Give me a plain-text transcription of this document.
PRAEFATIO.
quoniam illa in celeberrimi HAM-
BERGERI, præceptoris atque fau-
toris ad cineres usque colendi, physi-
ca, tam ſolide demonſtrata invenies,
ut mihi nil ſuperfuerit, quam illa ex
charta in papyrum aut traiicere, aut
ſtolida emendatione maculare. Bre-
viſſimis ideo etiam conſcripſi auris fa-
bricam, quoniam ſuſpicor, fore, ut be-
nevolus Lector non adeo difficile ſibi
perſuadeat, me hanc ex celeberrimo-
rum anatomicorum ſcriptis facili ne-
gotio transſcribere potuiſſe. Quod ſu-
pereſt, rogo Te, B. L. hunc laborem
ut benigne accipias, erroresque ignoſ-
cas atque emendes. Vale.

══════════

Exercise:
Send back all of the entries exactly, with nothing missing.

Response to this exercise:
Give me a plain-text transcription of this document.
PRAEFATIO.
quoniam illa in celeberrimi HAM-
BERGERI, præceptoris atque fau-
toris ad cineres usque colendi, physi-
ca, tam ſolide demonſtrata invenies,
ut mihi nil ſuperfuerit, quam illa ex
charta in papyrum aut traiicere, aut
ſtolida emendatione maculare. Bre-
viſſimis ideo etiam conſcripſi auris fa-
bricam, quoniam ſuſpicor, fore, ut be-
nevolus Lector non adeo difficile ſibi
perſuadeat, me hanc ex celeberrimo-
rum anatomicorum ſcriptis facili ne-
gotio transſcribere potuiſſe. Quod ſu-
pereſt, rogo Te, B. L. hunc laborem
ut benigne accipias, erroresque ignoſ-
cas atque emendes. Vale.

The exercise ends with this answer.